**PROBLEM TO SOLVE:** Gather up the lines with the word "title" in them.

── RECORDS FOR PROCESSING

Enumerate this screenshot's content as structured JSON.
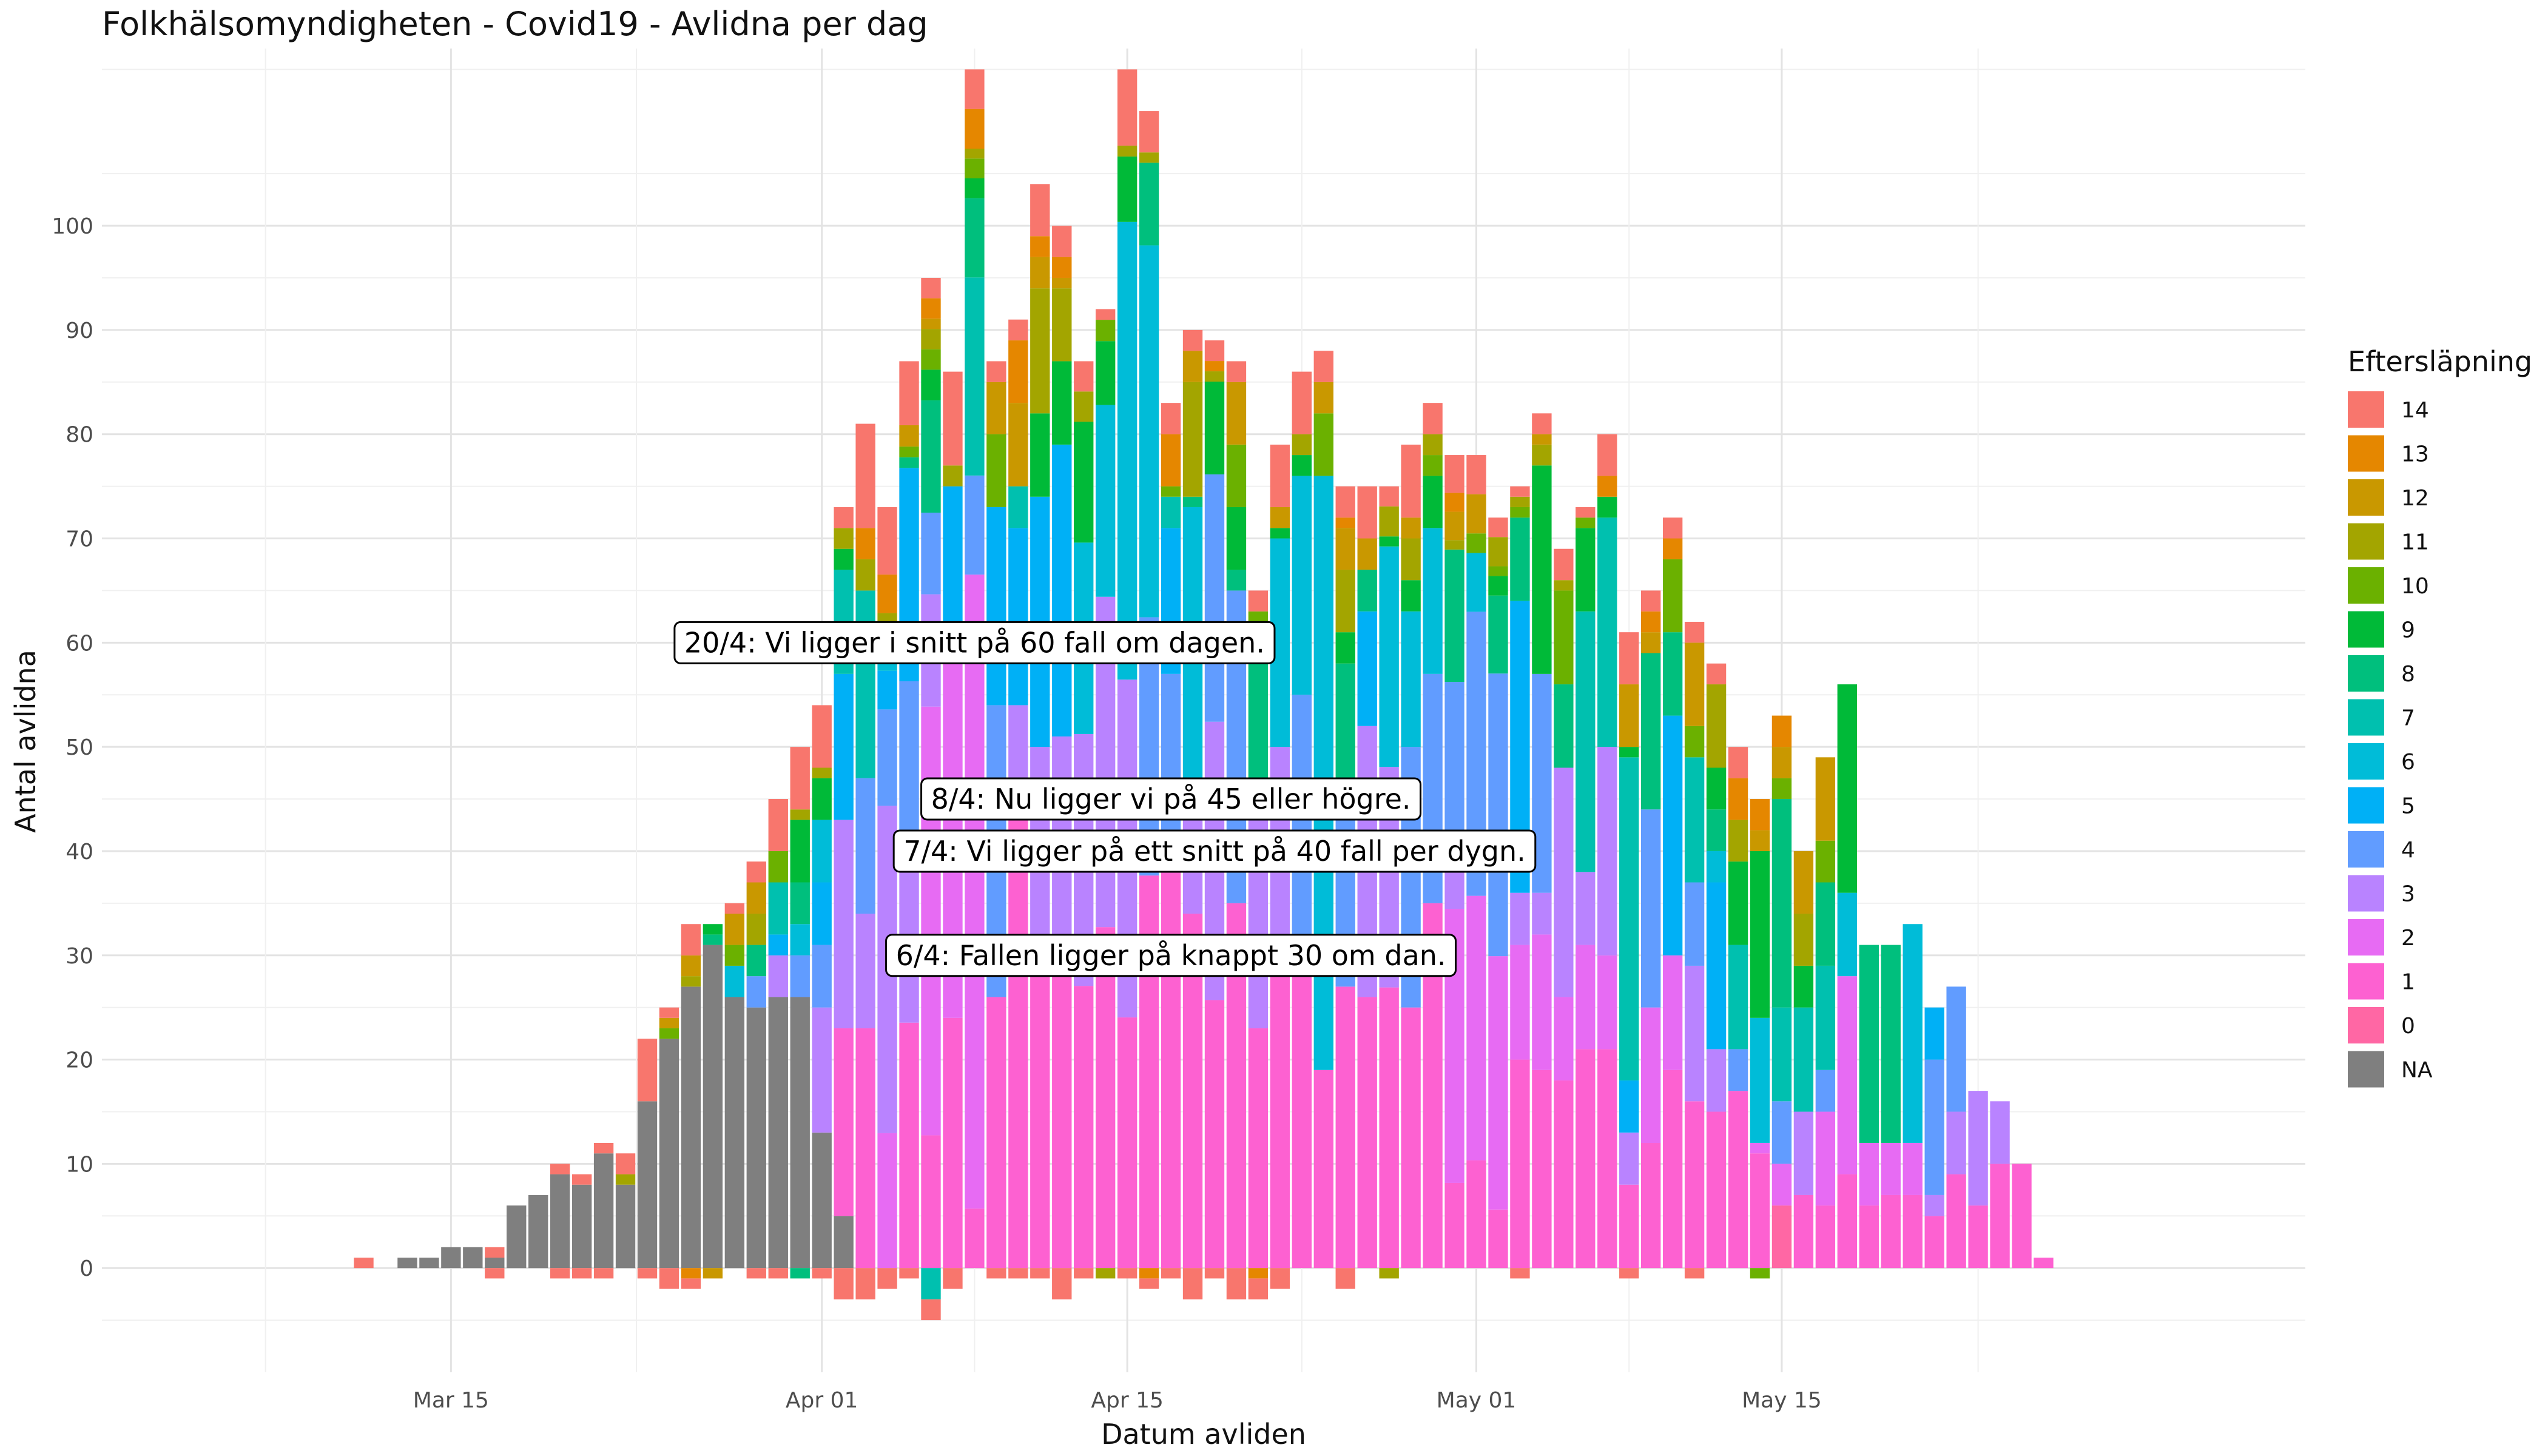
{
  "chart_data": {
    "type": "bar",
    "title": "Folkhälsomyndigheten - Covid19 - Avlidna per dag",
    "xlabel": "Datum avliden",
    "ylabel": "Antal avlidna",
    "stacked": true,
    "x_start": "2020-03-01",
    "xlim": [
      "2020-02-28",
      "2020-06-08"
    ],
    "ylim": [
      -10,
      117
    ],
    "x_ticks": [
      {
        "label": "Mar 15",
        "date": "2020-03-15"
      },
      {
        "label": "Apr 01",
        "date": "2020-04-01"
      },
      {
        "label": "Apr 15",
        "date": "2020-04-15"
      },
      {
        "label": "May 01",
        "date": "2020-05-01"
      },
      {
        "label": "May 15",
        "date": "2020-05-15"
      }
    ],
    "y_ticks": [
      0,
      10,
      20,
      30,
      40,
      50,
      60,
      70,
      80,
      90,
      100
    ],
    "grid": true,
    "legend": {
      "title": "Eftersläpning",
      "position": "right",
      "entries": [
        {
          "label": "14",
          "color": "#F8766D"
        },
        {
          "label": "13",
          "color": "#E58700"
        },
        {
          "label": "12",
          "color": "#C99800"
        },
        {
          "label": "11",
          "color": "#A3A500"
        },
        {
          "label": "10",
          "color": "#6BB100"
        },
        {
          "label": "9",
          "color": "#00BA38"
        },
        {
          "label": "8",
          "color": "#00BF7D"
        },
        {
          "label": "7",
          "color": "#00C0AF"
        },
        {
          "label": "6",
          "color": "#00BCD8"
        },
        {
          "label": "5",
          "color": "#00B0F6"
        },
        {
          "label": "4",
          "color": "#619CFF"
        },
        {
          "label": "3",
          "color": "#B983FF"
        },
        {
          "label": "2",
          "color": "#E76BF3"
        },
        {
          "label": "1",
          "color": "#FD61D1"
        },
        {
          "label": "0",
          "color": "#FF67A4"
        },
        {
          "label": "NA",
          "color": "#7F7F7F"
        }
      ]
    },
    "annotations": [
      {
        "text": "20/4: Vi ligger i snitt på 60 fall om dagen.",
        "date": "2020-04-08",
        "y": 60
      },
      {
        "text": "8/4: Nu ligger vi på 45 eller högre.",
        "date": "2020-04-17",
        "y": 45
      },
      {
        "text": "7/4: Vi ligger på ett snitt på 40 fall per dygn.",
        "date": "2020-04-19",
        "y": 40
      },
      {
        "text": "6/4: Fallen ligger på knappt 30 om dan.",
        "date": "2020-04-17",
        "y": 30
      }
    ],
    "series_order": [
      "NA",
      "0",
      "1",
      "2",
      "3",
      "4",
      "5",
      "6",
      "7",
      "8",
      "9",
      "10",
      "11",
      "12",
      "13",
      "14"
    ],
    "days": [
      {
        "date": "2020-03-11",
        "total": 1,
        "parts": {
          "14": 1
        }
      },
      {
        "date": "2020-03-13",
        "total": 1,
        "parts": {
          "NA": 1
        }
      },
      {
        "date": "2020-03-14",
        "total": 1,
        "parts": {
          "NA": 1
        }
      },
      {
        "date": "2020-03-15",
        "total": 2,
        "parts": {
          "NA": 2
        }
      },
      {
        "date": "2020-03-16",
        "total": 2,
        "parts": {
          "NA": 2
        }
      },
      {
        "date": "2020-03-17",
        "total": 2,
        "parts": {
          "NA": 1,
          "14": 1
        },
        "neg": {
          "14": 1
        }
      },
      {
        "date": "2020-03-18",
        "total": 6,
        "parts": {
          "NA": 6
        }
      },
      {
        "date": "2020-03-19",
        "total": 7,
        "parts": {
          "NA": 7
        }
      },
      {
        "date": "2020-03-20",
        "total": 10,
        "parts": {
          "NA": 9,
          "14": 1
        },
        "neg": {
          "14": 1
        }
      },
      {
        "date": "2020-03-21",
        "total": 9,
        "parts": {
          "NA": 8,
          "14": 1
        },
        "neg": {
          "14": 1
        }
      },
      {
        "date": "2020-03-22",
        "total": 12,
        "parts": {
          "NA": 11,
          "14": 1
        },
        "neg": {
          "14": 1
        }
      },
      {
        "date": "2020-03-23",
        "total": 11,
        "parts": {
          "NA": 8,
          "11": 1,
          "14": 2
        }
      },
      {
        "date": "2020-03-24",
        "total": 22,
        "parts": {
          "NA": 16,
          "14": 6
        },
        "neg": {
          "14": 1
        }
      },
      {
        "date": "2020-03-25",
        "total": 25,
        "parts": {
          "NA": 22,
          "10": 1,
          "12": 1,
          "14": 1
        },
        "neg": {
          "14": 2
        }
      },
      {
        "date": "2020-03-26",
        "total": 33,
        "parts": {
          "NA": 27,
          "11": 1,
          "12": 2,
          "14": 3
        },
        "neg": {
          "13": 1,
          "14": 1
        }
      },
      {
        "date": "2020-03-27",
        "total": 33,
        "parts": {
          "NA": 31,
          "8": 1,
          "9": 1
        },
        "neg": {
          "12": 1
        }
      },
      {
        "date": "2020-03-28",
        "total": 35,
        "parts": {
          "NA": 26,
          "6": 3,
          "10": 2,
          "12": 3,
          "14": 1
        }
      },
      {
        "date": "2020-03-29",
        "total": 39,
        "parts": {
          "NA": 25,
          "4": 3,
          "8": 3,
          "11": 3,
          "12": 3,
          "14": 2
        },
        "neg": {
          "14": 1
        }
      },
      {
        "date": "2020-03-30",
        "total": 45,
        "parts": {
          "NA": 26,
          "3": 4,
          "5": 2,
          "7": 5,
          "10": 3,
          "14": 5
        },
        "neg": {
          "14": 1
        }
      },
      {
        "date": "2020-03-31",
        "total": 50,
        "parts": {
          "NA": 26,
          "4": 4,
          "6": 3,
          "8": 4,
          "9": 6,
          "11": 1,
          "14": 6
        },
        "neg": {
          "8": 1
        }
      },
      {
        "date": "2020-04-01",
        "total": 54,
        "parts": {
          "NA": 13,
          "3": 12,
          "4": 6,
          "5": 6,
          "6": 6,
          "9": 4,
          "11": 1,
          "14": 6
        },
        "neg": {
          "14": 1
        }
      },
      {
        "date": "2020-04-02",
        "total": 73,
        "parts": {
          "NA": 5,
          "1": 18,
          "3": 20,
          "5": 14,
          "7": 10,
          "9": 2,
          "11": 2,
          "14": 2
        },
        "neg": {
          "14": 3
        }
      },
      {
        "date": "2020-04-03",
        "total": 81,
        "parts": {
          "1": 23,
          "3": 11,
          "4": 13,
          "7": 18,
          "11": 3,
          "13": 3,
          "14": 10
        },
        "neg": {
          "14": 3
        }
      },
      {
        "date": "2020-04-04",
        "total": 73,
        "parts": {
          "2": 14,
          "3": 34,
          "4": 10,
          "5": 4,
          "6": 4,
          "11": 2,
          "13": 4,
          "14": 7
        },
        "neg": {
          "14": 2
        }
      },
      {
        "date": "2020-04-05",
        "total": 87,
        "parts": {
          "1": 23,
          "3": 17,
          "4": 15,
          "5": 20,
          "8": 1,
          "10": 1,
          "12": 2,
          "14": 6
        },
        "neg": {
          "14": 1
        }
      },
      {
        "date": "2020-04-06",
        "total": 95,
        "parts": {
          "1": 13,
          "2": 42,
          "3": 11,
          "4": 8,
          "8": 11,
          "9": 3,
          "10": 2,
          "11": 2,
          "12": 1,
          "13": 2,
          "14": 2
        },
        "neg": {
          "7": 3,
          "14": 2
        }
      },
      {
        "date": "2020-04-07",
        "total": 86,
        "parts": {
          "1": 24,
          "2": 38,
          "5": 13,
          "11": 2,
          "14": 9
        },
        "neg": {
          "14": 2
        }
      },
      {
        "date": "2020-04-08",
        "total": 115,
        "parts": {
          "1": 6,
          "2": 64,
          "4": 10,
          "7": 20,
          "8": 8,
          "9": 2,
          "10": 2,
          "11": 1,
          "13": 4,
          "14": 4
        }
      },
      {
        "date": "2020-04-09",
        "total": 87,
        "parts": {
          "1": 26,
          "4": 28,
          "5": 19,
          "10": 7,
          "12": 5,
          "14": 2
        },
        "neg": {
          "14": 1
        }
      },
      {
        "date": "2020-04-10",
        "total": 91,
        "parts": {
          "1": 45,
          "3": 9,
          "5": 17,
          "7": 4,
          "12": 8,
          "13": 6,
          "14": 2
        },
        "neg": {
          "14": 1
        }
      },
      {
        "date": "2020-04-11",
        "total": 104,
        "parts": {
          "1": 32,
          "3": 18,
          "5": 24,
          "9": 8,
          "11": 12,
          "12": 3,
          "13": 2,
          "14": 5
        },
        "neg": {
          "14": 1
        }
      },
      {
        "date": "2020-04-12",
        "total": 100,
        "parts": {
          "1": 32,
          "3": 19,
          "5": 28,
          "9": 8,
          "11": 7,
          "12": 1,
          "13": 2,
          "14": 3
        },
        "neg": {
          "14": 3
        }
      },
      {
        "date": "2020-04-13",
        "total": 87,
        "parts": {
          "1": 28,
          "3": 25,
          "6": 19,
          "9": 12,
          "11": 3,
          "14": 3
        },
        "neg": {
          "14": 1
        }
      },
      {
        "date": "2020-04-14",
        "total": 92,
        "parts": {
          "1": 32,
          "3": 31,
          "6": 18,
          "9": 6,
          "10": 2,
          "14": 1
        },
        "neg": {
          "11": 1
        }
      },
      {
        "date": "2020-04-15",
        "total": 115,
        "parts": {
          "1": 23,
          "3": 31,
          "6": 42,
          "9": 6,
          "11": 1,
          "14": 7
        },
        "neg": {
          "14": 1
        }
      },
      {
        "date": "2020-04-16",
        "total": 111,
        "parts": {
          "1": 38,
          "4": 25,
          "6": 36,
          "8": 8,
          "11": 1,
          "14": 4
        },
        "neg": {
          "13": 1,
          "14": 1
        }
      },
      {
        "date": "2020-04-17",
        "total": 83,
        "parts": {
          "1": 41,
          "4": 16,
          "5": 14,
          "7": 3,
          "10": 1,
          "13": 5,
          "14": 3
        },
        "neg": {
          "14": 1
        }
      },
      {
        "date": "2020-04-18",
        "total": 90,
        "parts": {
          "1": 34,
          "3": 12,
          "6": 27,
          "8": 1,
          "11": 11,
          "12": 3,
          "14": 2
        },
        "neg": {
          "14": 3
        }
      },
      {
        "date": "2020-04-19",
        "total": 89,
        "parts": {
          "1": 26,
          "3": 27,
          "4": 24,
          "9": 9,
          "11": 1,
          "13": 1,
          "14": 2
        },
        "neg": {
          "14": 1
        }
      },
      {
        "date": "2020-04-20",
        "total": 87,
        "parts": {
          "1": 35,
          "4": 30,
          "8": 2,
          "9": 6,
          "10": 6,
          "12": 6,
          "14": 2
        },
        "neg": {
          "14": 3
        }
      },
      {
        "date": "2020-04-21",
        "total": 65,
        "parts": {
          "1": 23,
          "3": 22,
          "8": 15,
          "10": 3,
          "14": 2
        },
        "neg": {
          "13": 1,
          "14": 2
        }
      },
      {
        "date": "2020-04-22",
        "total": 79,
        "parts": {
          "1": 28,
          "3": 22,
          "6": 20,
          "9": 1,
          "12": 2,
          "14": 6
        },
        "neg": {
          "14": 2
        }
      },
      {
        "date": "2020-04-23",
        "total": 86,
        "parts": {
          "1": 31,
          "4": 24,
          "6": 21,
          "9": 2,
          "11": 2,
          "14": 6
        }
      },
      {
        "date": "2020-04-24",
        "total": 88,
        "parts": {
          "1": 19,
          "6": 57,
          "10": 6,
          "12": 3,
          "14": 3
        }
      },
      {
        "date": "2020-04-25",
        "total": 75,
        "parts": {
          "1": 27,
          "4": 16,
          "8": 15,
          "9": 3,
          "11": 6,
          "12": 4,
          "13": 1,
          "14": 3
        },
        "neg": {
          "14": 2
        }
      },
      {
        "date": "2020-04-26",
        "total": 75,
        "parts": {
          "1": 26,
          "3": 26,
          "5": 11,
          "8": 4,
          "12": 3,
          "14": 5
        }
      },
      {
        "date": "2020-04-27",
        "total": 75,
        "parts": {
          "1": 28,
          "3": 22,
          "6": 22,
          "9": 1,
          "11": 3,
          "14": 2
        },
        "neg": {
          "11": 1
        }
      },
      {
        "date": "2020-04-28",
        "total": 79,
        "parts": {
          "1": 25,
          "4": 25,
          "6": 13,
          "9": 3,
          "11": 4,
          "12": 2,
          "14": 7
        }
      },
      {
        "date": "2020-04-29",
        "total": 83,
        "parts": {
          "1": 35,
          "4": 22,
          "6": 14,
          "9": 5,
          "10": 2,
          "11": 2,
          "14": 3
        }
      },
      {
        "date": "2020-04-30",
        "total": 78,
        "parts": {
          "1": 9,
          "2": 29,
          "3": 6,
          "4": 18,
          "8": 14,
          "11": 1,
          "12": 3,
          "13": 2,
          "14": 4
        }
      },
      {
        "date": "2020-05-01",
        "total": 78,
        "parts": {
          "1": 11,
          "2": 27,
          "4": 29,
          "6": 6,
          "10": 2,
          "12": 4,
          "14": 4
        }
      },
      {
        "date": "2020-05-02",
        "total": 72,
        "parts": {
          "1": 6,
          "2": 26,
          "4": 29,
          "8": 8,
          "9": 2,
          "10": 1,
          "11": 3,
          "14": 2
        }
      },
      {
        "date": "2020-05-03",
        "total": 75,
        "parts": {
          "1": 20,
          "2": 11,
          "3": 5,
          "5": 28,
          "8": 8,
          "10": 1,
          "11": 1,
          "14": 1
        },
        "neg": {
          "14": 1
        }
      },
      {
        "date": "2020-05-04",
        "total": 82,
        "parts": {
          "1": 19,
          "2": 13,
          "3": 4,
          "4": 21,
          "9": 20,
          "11": 2,
          "12": 1,
          "14": 2
        }
      },
      {
        "date": "2020-05-05",
        "total": 69,
        "parts": {
          "1": 18,
          "2": 8,
          "3": 22,
          "8": 8,
          "10": 9,
          "11": 1,
          "14": 3
        }
      },
      {
        "date": "2020-05-06",
        "total": 73,
        "parts": {
          "1": 21,
          "2": 10,
          "3": 7,
          "7": 25,
          "9": 8,
          "10": 1,
          "14": 1
        }
      },
      {
        "date": "2020-05-07",
        "total": 80,
        "parts": {
          "1": 21,
          "2": 9,
          "3": 20,
          "7": 22,
          "9": 2,
          "13": 2,
          "14": 4
        }
      },
      {
        "date": "2020-05-08",
        "total": 61,
        "parts": {
          "1": 8,
          "3": 5,
          "5": 5,
          "7": 31,
          "9": 1,
          "12": 6,
          "14": 5
        },
        "neg": {
          "14": 1
        }
      },
      {
        "date": "2020-05-09",
        "total": 65,
        "parts": {
          "1": 12,
          "2": 13,
          "4": 19,
          "8": 15,
          "12": 2,
          "13": 2,
          "14": 2
        }
      },
      {
        "date": "2020-05-10",
        "total": 72,
        "parts": {
          "1": 19,
          "2": 11,
          "5": 23,
          "8": 8,
          "10": 7,
          "13": 2,
          "14": 2
        }
      },
      {
        "date": "2020-05-11",
        "total": 62,
        "parts": {
          "1": 16,
          "3": 13,
          "4": 8,
          "7": 12,
          "10": 3,
          "12": 8,
          "14": 2
        },
        "neg": {
          "14": 1
        }
      },
      {
        "date": "2020-05-12",
        "total": 58,
        "parts": {
          "1": 15,
          "3": 6,
          "5": 16,
          "6": 3,
          "8": 4,
          "9": 4,
          "11": 8,
          "14": 2
        }
      },
      {
        "date": "2020-05-13",
        "total": 50,
        "parts": {
          "1": 17,
          "4": 4,
          "7": 10,
          "9": 8,
          "11": 4,
          "13": 4,
          "14": 3
        }
      },
      {
        "date": "2020-05-14",
        "total": 45,
        "parts": {
          "1": 11,
          "2": 1,
          "6": 12,
          "9": 16,
          "12": 2,
          "13": 3
        },
        "neg": {
          "10": 1
        }
      },
      {
        "date": "2020-05-15",
        "total": 53,
        "parts": {
          "0": 6,
          "2": 4,
          "4": 6,
          "7": 9,
          "8": 20,
          "10": 2,
          "12": 3,
          "13": 3
        }
      },
      {
        "date": "2020-05-16",
        "total": 40,
        "parts": {
          "1": 7,
          "3": 8,
          "7": 10,
          "9": 4,
          "11": 5,
          "12": 6
        }
      },
      {
        "date": "2020-05-17",
        "total": 49,
        "parts": {
          "1": 6,
          "2": 9,
          "4": 4,
          "7": 10,
          "8": 8,
          "10": 4,
          "12": 8
        }
      },
      {
        "date": "2020-05-18",
        "total": 56,
        "parts": {
          "1": 9,
          "2": 19,
          "6": 8,
          "9": 20
        }
      },
      {
        "date": "2020-05-19",
        "total": 31,
        "parts": {
          "1": 6,
          "2": 6,
          "4": 0,
          "8": 19
        }
      },
      {
        "date": "2020-05-20",
        "total": 31,
        "parts": {
          "1": 7,
          "2": 5,
          "8": 19
        }
      },
      {
        "date": "2020-05-21",
        "total": 33,
        "parts": {
          "1": 7,
          "2": 5,
          "6": 21
        }
      },
      {
        "date": "2020-05-22",
        "total": 25,
        "parts": {
          "1": 5,
          "3": 2,
          "4": 13,
          "5": 5
        }
      },
      {
        "date": "2020-05-23",
        "total": 27,
        "parts": {
          "1": 9,
          "3": 6,
          "4": 12
        }
      },
      {
        "date": "2020-05-24",
        "total": 17,
        "parts": {
          "1": 6,
          "3": 11
        }
      },
      {
        "date": "2020-05-25",
        "total": 16,
        "parts": {
          "1": 10,
          "3": 6
        }
      },
      {
        "date": "2020-05-26",
        "total": 10,
        "parts": {
          "1": 10
        }
      },
      {
        "date": "2020-05-27",
        "total": 1,
        "parts": {
          "1": 1
        }
      }
    ]
  }
}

────

**REPLY:**
    "title": "Folkhälsomyndigheten - Covid19 - Avlidna per dag",
      "title": "Eftersläpning",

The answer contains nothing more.